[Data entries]

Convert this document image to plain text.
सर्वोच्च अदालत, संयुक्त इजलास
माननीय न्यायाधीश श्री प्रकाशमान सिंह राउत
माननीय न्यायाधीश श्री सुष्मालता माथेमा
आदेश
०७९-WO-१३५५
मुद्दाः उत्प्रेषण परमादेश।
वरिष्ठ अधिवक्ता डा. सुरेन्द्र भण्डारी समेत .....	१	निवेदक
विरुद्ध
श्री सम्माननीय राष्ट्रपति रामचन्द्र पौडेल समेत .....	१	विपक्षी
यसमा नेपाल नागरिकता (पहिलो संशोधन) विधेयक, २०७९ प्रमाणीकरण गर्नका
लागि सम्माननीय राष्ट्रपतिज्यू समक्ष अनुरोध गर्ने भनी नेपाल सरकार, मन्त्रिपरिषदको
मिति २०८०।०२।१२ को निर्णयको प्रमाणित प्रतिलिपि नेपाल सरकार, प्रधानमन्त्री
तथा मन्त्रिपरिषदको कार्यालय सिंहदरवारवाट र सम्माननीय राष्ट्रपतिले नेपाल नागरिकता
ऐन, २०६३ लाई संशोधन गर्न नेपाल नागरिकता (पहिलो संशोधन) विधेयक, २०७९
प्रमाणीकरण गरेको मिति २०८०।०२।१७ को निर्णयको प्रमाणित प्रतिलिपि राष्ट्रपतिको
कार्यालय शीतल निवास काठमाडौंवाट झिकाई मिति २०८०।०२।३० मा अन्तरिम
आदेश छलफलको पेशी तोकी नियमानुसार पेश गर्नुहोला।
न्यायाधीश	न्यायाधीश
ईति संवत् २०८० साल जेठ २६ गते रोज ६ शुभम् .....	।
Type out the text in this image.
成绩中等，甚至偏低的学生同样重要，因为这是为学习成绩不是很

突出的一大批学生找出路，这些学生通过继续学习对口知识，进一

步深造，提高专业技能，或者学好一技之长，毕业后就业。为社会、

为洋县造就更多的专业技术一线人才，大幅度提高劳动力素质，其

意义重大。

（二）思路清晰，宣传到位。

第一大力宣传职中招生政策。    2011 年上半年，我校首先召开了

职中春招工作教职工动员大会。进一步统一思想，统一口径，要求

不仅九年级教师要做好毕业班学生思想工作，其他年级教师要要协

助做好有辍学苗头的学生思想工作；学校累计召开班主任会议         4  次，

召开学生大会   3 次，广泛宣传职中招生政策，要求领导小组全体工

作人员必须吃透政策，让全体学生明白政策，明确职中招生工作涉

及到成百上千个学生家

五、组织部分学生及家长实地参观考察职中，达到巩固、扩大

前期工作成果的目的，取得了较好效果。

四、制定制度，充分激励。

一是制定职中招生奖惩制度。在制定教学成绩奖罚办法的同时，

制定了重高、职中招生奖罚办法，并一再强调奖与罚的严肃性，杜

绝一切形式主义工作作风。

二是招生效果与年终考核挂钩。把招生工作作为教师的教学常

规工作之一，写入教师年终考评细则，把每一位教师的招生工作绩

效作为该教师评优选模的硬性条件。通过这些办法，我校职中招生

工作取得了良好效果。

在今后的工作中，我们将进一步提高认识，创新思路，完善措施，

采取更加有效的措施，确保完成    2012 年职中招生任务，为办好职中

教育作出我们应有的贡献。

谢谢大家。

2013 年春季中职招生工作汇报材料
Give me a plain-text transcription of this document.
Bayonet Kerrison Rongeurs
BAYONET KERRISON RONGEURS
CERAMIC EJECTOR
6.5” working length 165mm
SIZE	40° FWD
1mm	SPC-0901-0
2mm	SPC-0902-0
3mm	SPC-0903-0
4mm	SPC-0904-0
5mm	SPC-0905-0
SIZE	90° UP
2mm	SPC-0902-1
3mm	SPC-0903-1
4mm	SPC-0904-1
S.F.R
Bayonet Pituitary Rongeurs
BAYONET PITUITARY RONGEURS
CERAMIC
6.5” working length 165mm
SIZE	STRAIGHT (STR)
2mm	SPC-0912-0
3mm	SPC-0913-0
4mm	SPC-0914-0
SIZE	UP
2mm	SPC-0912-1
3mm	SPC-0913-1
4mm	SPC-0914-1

What the task requires
Scan the material above for the string "plain" and return the lines that hold it.

The answer
Convert this document image to plain text.
Give me a plain-text transcription of this document.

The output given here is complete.